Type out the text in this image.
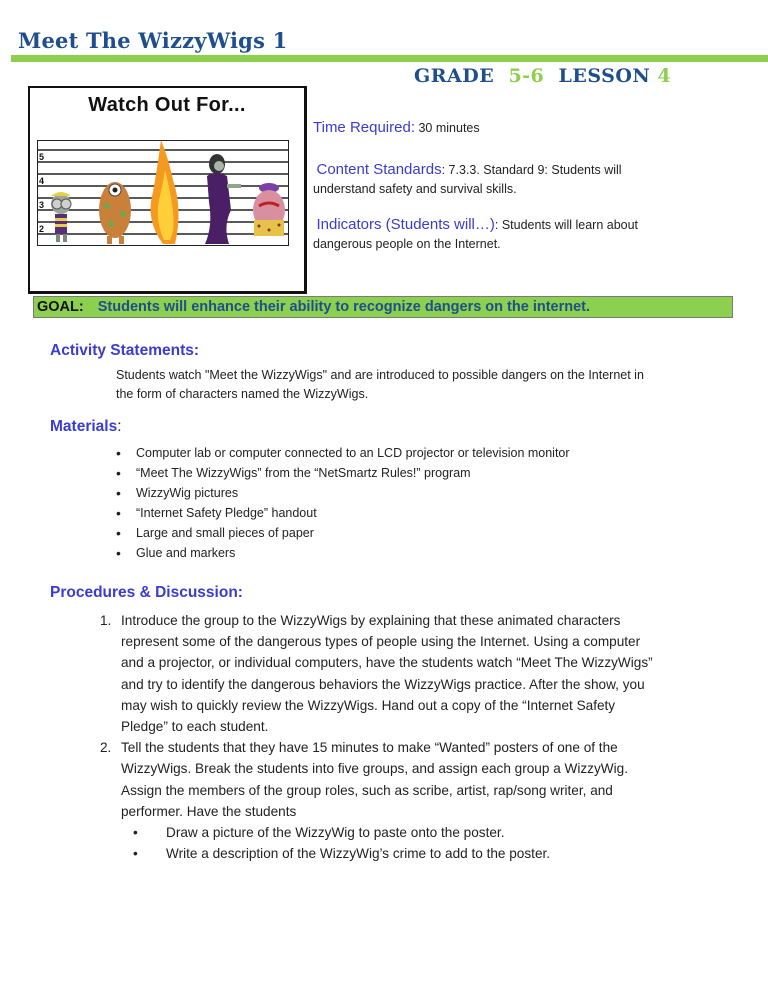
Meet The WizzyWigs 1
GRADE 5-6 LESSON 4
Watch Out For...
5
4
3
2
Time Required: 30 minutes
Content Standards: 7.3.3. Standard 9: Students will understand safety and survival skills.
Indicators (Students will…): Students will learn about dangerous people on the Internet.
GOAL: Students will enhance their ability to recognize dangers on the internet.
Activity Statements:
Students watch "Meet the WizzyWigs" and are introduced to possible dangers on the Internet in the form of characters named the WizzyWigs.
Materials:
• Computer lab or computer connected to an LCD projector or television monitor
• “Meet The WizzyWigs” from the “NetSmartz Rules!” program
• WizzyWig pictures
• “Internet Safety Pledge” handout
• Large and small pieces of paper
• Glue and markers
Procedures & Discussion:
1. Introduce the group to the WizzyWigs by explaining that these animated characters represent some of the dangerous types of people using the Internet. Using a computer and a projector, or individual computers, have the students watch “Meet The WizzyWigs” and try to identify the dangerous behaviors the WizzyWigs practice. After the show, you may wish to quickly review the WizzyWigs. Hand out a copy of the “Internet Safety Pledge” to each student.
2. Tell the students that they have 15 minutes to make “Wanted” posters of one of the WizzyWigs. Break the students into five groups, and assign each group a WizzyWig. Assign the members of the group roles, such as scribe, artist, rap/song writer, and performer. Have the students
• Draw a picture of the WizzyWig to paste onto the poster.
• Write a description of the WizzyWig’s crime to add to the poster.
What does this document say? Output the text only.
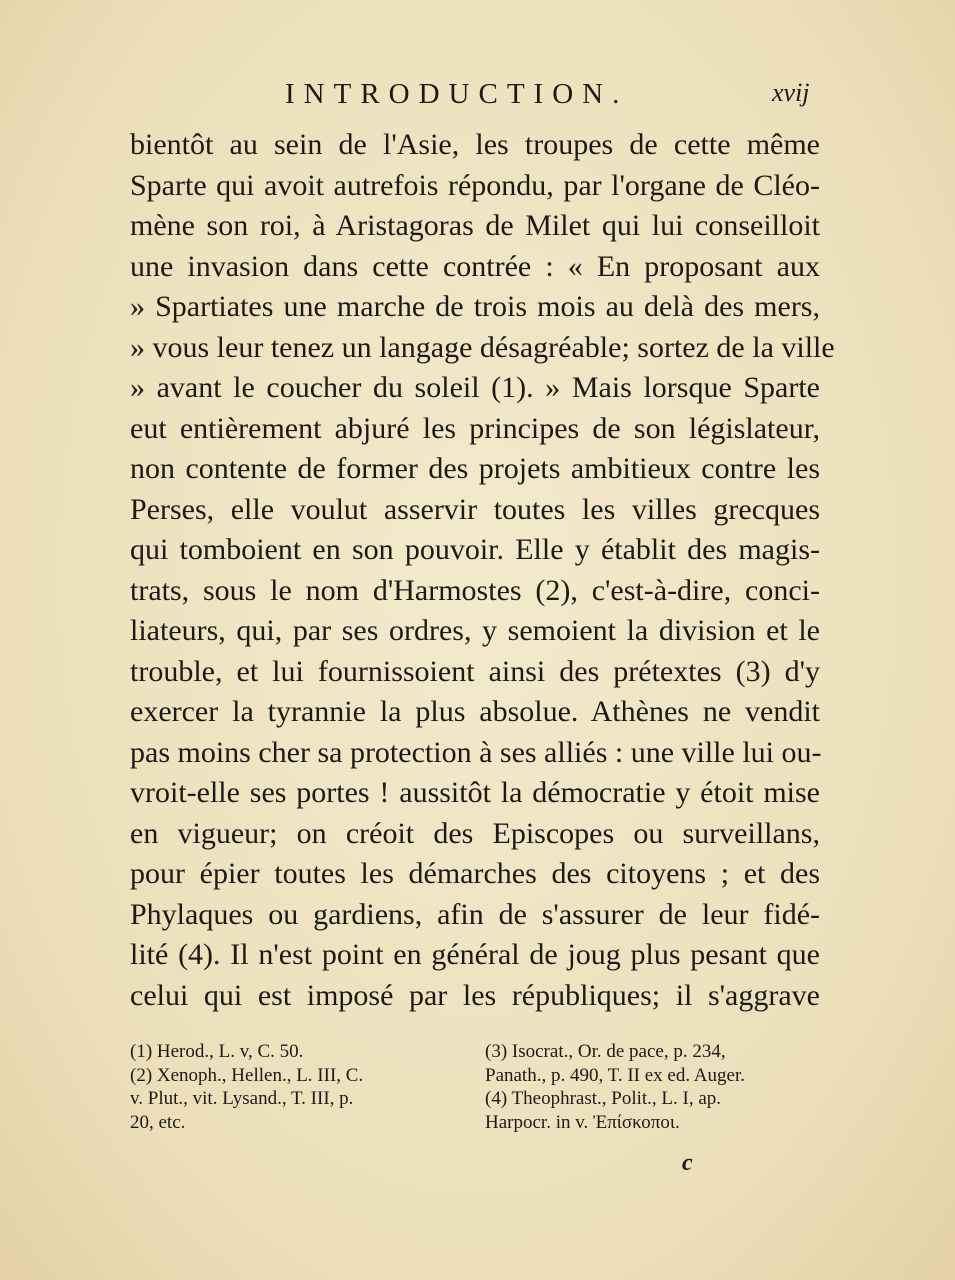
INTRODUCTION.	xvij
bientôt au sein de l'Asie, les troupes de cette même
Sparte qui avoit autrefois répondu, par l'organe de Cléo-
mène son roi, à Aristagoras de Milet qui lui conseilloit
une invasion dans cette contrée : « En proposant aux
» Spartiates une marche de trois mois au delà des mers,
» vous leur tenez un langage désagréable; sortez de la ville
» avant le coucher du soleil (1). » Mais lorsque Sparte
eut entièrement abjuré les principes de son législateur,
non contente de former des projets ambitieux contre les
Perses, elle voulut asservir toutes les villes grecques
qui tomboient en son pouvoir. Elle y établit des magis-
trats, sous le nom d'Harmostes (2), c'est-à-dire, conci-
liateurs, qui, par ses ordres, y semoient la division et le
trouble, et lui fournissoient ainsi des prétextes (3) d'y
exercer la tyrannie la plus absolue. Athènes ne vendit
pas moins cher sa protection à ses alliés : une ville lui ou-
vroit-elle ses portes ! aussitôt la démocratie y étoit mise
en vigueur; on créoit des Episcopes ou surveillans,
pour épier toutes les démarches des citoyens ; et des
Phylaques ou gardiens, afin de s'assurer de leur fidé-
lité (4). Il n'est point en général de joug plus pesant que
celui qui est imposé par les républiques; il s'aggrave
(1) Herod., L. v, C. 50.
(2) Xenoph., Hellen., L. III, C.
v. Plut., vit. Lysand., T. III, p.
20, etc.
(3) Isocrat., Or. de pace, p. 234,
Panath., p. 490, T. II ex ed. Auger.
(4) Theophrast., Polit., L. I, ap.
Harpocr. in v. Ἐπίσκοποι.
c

**********

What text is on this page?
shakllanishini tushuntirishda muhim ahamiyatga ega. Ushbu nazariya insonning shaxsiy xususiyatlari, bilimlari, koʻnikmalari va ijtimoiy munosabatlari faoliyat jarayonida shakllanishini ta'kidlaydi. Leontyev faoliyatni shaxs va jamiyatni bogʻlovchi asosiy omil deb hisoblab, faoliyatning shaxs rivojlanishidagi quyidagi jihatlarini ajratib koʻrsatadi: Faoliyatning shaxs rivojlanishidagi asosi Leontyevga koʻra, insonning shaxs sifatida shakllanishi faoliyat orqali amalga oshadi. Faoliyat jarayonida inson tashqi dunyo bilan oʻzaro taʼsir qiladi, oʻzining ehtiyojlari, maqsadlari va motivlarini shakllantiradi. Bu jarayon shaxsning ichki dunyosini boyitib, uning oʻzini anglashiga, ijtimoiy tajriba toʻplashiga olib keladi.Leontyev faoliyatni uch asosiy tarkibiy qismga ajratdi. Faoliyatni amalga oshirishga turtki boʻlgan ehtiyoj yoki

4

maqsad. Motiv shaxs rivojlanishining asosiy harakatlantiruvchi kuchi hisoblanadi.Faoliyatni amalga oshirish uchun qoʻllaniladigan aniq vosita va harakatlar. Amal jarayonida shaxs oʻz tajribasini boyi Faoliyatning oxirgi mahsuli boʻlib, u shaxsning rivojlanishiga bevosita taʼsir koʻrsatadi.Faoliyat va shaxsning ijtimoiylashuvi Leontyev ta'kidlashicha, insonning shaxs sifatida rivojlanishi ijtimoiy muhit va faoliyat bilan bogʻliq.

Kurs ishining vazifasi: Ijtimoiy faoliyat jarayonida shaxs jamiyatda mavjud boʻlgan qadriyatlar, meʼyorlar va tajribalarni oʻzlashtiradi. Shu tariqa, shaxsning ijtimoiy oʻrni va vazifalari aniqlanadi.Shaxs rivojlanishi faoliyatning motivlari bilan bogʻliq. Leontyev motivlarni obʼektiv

**********

Set problem:
Extract every line from the records above that contains the word "dangers".

Solved problem:
GOAL: Students will enhance their ability to recognize dangers on the internet.
Students watch "Meet the WizzyWigs" and are introduced to possible dangers on the Internet in the form of characters named the WizzyWigs.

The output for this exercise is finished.